▶ [TO BE DONE]
1. Decide whether each statement below agrees with the silver market post. For each, answer yes or no and quote the words from the post that settle it.
(a) The writer holds that silver's price gains in April 2011 came from a speculative bubble.
(b) For the CoT date 4/26/11, the price is listed as $49.50.
(c) The quoted paragraph reports that total physical silver across the Comex fell from 41 million ounces to 33 million ounces within one week.
2. Retype the part of the silver market post that starts with "I set out today" and goes on through "to move on.".
3. Write what comes next in the silver market post, picking up after its last sentence.

* begin EXTRACT TO READ *

The Sunday Night Massacre, One Year Later

What we you doing one year ago this instant? I, for one, was preparing to leave for another one of LT#2's soccer games and a relaxing, birthday dinner with MrsF. Little did I know, or even suspect, that this was coming around the bend:


I set out today to write a retrospective. Too full of brim and bluster for a Sunday, I thought a thorough recapping of last year's events was in order. A funny thing happened along the way, though. As I read through the archives, not only of The Watchtower but of sites like ZH and others, I lost my enthusiasm. The more I read about the past, the more I thought about the present and the near future. So, instead of rehashing the single greatest manipulative theft I'd ever seen, I decided instead to move on.

Look, we all know what happened. The chart above tells the story and what's done is done. All we can do now is use the events of last year as a learning tool. What happened in silver in the days and weeks leading up to Sunday night, April 30, 2011? Are any of the same market conditions prevalent today? Has anything changed? Where do we go from here?

I have always and will always contend that the dramatic price gains made by silver in April 2011 were not the result of a speculative bubble. A simple review of the CoT structure from that time bears this out.

CoT date 4/5/11

Price: $38.50

Large Specs: 48,890 long and 12,105 short. Net long ratio of 4.04:1

Small Specs: 35,002 long and 15,373 short. Net long ratio of 2.28:1

The Silver Cartel: 89,827 short and 33,413 long. Net short ratio of 2.69:1

CoT date 4/26/11

Price: $49.50 (up 28%)

Large Specs: 43,078 long and 18,083 short. Net long ratio of 2.38:1 (a drop of 54%)

Small Specs: 36,144 long and 18605 short. Net long ratio of 1.94:1 (a drop of 25%)

The Silver Cartel: 78,297 short and 35,763 long. Net short ratio of 2.19:1 (a drop of 29%)

If a speculative bubble had occurred, we should have seen an opposite CoT reaction. Spec long ratios should have been exploding, not contracting, and the net short ratio of The Evil Empire should have expanded.

Instead, price rose dramatically throughout April. "Speculators" were covering positions and adding shorts into the rise that was being induced by the Cartel's covering of 11,530 contracts while simultaneously buying 2,35o new longs.

Why was The Silver Cartel panicking last April? Much of the concern seems to have centered around physical delivery. There was much talk that month about an impending silver Comex default. Was it all hype and mindless speculation or were the bullion banks fully aware of the situation and trying to extricate themselves as quickly as possible? Well, go back and read this:

and this:

From the 4/27/11 link directly above, here's the "money paragraph":

"To our (lack of) surprise, a quick glance at today's silver holdings at the Comex confirms that the trend of reclassification is continuing unabated, and total "physical" silver across the entire Comex universe has now plunged by almost 20%, or from 41 million ounces to 33 million ounces, in the span of one week! And while last week it was Scotia Mocatta, today it is HSBC and the Delaware Depository, and the reason given: "Adjustments include reporting classifications of t oz that were moved from Registered to Eligible.  Please see Special Executive Report reference 5736 for additional information." And a further drill down reveals the following link. Many have speculated that there could well be a run on physical silver. But for those looking for a smoking gun, this is probably as close as you will get to one, short of JPM actually declaring "force majeure."

* end EXTRACT TO READ *
* begin DATA SHOWN *

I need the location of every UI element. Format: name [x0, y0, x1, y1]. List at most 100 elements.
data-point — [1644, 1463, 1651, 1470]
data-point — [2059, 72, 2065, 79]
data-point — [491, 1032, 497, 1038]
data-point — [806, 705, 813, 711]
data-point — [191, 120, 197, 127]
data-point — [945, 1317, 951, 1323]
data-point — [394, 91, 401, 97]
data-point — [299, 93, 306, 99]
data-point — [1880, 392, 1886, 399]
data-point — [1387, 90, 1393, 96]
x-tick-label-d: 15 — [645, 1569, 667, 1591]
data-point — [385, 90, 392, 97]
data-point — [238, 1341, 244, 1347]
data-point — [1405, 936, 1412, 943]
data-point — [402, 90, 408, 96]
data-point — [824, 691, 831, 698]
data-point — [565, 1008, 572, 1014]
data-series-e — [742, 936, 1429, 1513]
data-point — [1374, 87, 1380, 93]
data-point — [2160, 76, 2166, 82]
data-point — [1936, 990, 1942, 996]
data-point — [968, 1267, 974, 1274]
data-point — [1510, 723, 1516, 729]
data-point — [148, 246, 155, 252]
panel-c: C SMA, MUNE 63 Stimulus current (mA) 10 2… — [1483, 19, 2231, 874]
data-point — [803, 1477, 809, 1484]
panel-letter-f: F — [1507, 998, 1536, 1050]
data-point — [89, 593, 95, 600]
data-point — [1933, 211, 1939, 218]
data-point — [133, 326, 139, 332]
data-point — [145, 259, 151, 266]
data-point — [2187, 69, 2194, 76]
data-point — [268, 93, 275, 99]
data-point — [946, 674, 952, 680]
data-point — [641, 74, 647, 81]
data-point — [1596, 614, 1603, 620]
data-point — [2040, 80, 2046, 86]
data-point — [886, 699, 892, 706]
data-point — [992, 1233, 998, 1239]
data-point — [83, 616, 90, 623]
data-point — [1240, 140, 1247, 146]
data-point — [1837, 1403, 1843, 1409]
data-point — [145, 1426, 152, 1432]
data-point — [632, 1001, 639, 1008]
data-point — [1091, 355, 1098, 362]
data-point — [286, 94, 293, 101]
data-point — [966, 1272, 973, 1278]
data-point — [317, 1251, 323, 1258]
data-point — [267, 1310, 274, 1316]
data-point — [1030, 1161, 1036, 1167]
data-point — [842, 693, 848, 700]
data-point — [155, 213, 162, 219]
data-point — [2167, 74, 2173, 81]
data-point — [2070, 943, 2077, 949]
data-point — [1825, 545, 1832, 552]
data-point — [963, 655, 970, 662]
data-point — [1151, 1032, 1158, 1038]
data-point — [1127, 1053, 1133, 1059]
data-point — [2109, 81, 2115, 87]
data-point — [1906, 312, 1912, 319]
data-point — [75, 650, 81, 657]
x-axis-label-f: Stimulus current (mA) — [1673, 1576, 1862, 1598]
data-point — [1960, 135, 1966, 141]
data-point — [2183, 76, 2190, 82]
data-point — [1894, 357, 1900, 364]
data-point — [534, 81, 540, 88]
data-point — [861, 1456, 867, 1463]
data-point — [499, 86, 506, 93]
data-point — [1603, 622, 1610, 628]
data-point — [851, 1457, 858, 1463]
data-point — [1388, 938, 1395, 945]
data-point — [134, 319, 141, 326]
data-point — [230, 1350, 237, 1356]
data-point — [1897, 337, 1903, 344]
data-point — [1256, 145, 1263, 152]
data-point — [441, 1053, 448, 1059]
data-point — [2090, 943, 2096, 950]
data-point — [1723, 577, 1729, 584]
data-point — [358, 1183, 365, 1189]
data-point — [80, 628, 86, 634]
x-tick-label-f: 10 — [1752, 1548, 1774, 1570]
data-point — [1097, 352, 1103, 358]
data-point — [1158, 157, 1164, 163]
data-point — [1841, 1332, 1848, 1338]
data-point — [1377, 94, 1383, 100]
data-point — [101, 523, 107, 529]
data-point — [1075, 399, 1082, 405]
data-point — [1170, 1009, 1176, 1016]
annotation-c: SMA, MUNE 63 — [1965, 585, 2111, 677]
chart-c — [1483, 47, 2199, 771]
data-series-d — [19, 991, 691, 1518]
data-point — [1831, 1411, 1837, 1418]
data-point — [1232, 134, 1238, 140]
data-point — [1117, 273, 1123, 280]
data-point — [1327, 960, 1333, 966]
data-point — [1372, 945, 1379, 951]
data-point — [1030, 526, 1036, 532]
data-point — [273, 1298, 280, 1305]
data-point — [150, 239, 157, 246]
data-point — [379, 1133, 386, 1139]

* end DATA SHOWN *

▶ [EXERCISE RESPONSES]
1.
(a) No: "I have always and will always contend that the dramatic price gains made by silver in April 2011 were not the result of a speculative bubble."
(b) Yes: "Price: $49.50 (up 28%)"
(c) Yes: "from 41 million ounces to 33 million ounces, in the span of one week!"

2.
I set out today to write a retrospective. Too full of brim and bluster for a Sunday, I thought a thorough recapping of last year's events was in order. A funny thing happened along the way, though. As I read through the archives, not only of The Watchtower but of sites like ZH and others, I lost my enthusiasm. The more I read about the past, the more I thought about the present and the near future. So, instead of rehashing the single greatest manipulative theft I'd ever seen, I decided instead to move on.

3.
By late April, the banks had successfully decreased their net position by 14,000 contracts but had driven price UP by 28% in the process and now all indications were that physical silver for delivery was being hoarded. Then, on Monday, April 25, the CME raised margin requirements for silver by over 10%. Was this move an attempt to coerce May11 contract holders away from taking delivery? By Thursday, April 28, price had not fallen materially and open interest in the May11 was still at 10,963, one day before first notice day. Is this why the CME raised margins again (another 15%) that evening, effective at the close on Friday, the 29th? Regardless, one year ago tonight it was obvious to The Cartel that they couldn't continue on their present course and it was time for dramatic action, consequences be damned.

It's now one year later. Silver has seen additional wild price swings and other dramatic beatdowns but where is price currently? In the days immediately following The Sunday Night Massacre, silver traded as low at $32.60 before rebounding. When trading reopens this evening, silver is at $31.30. (Interestingly, gold over the same time period bottomed at $1471 yet stands tonight at $1665.) Since the paper price of silver hasn't changed much since from those panic lows of early May last year, maybe we should look at the market internals again.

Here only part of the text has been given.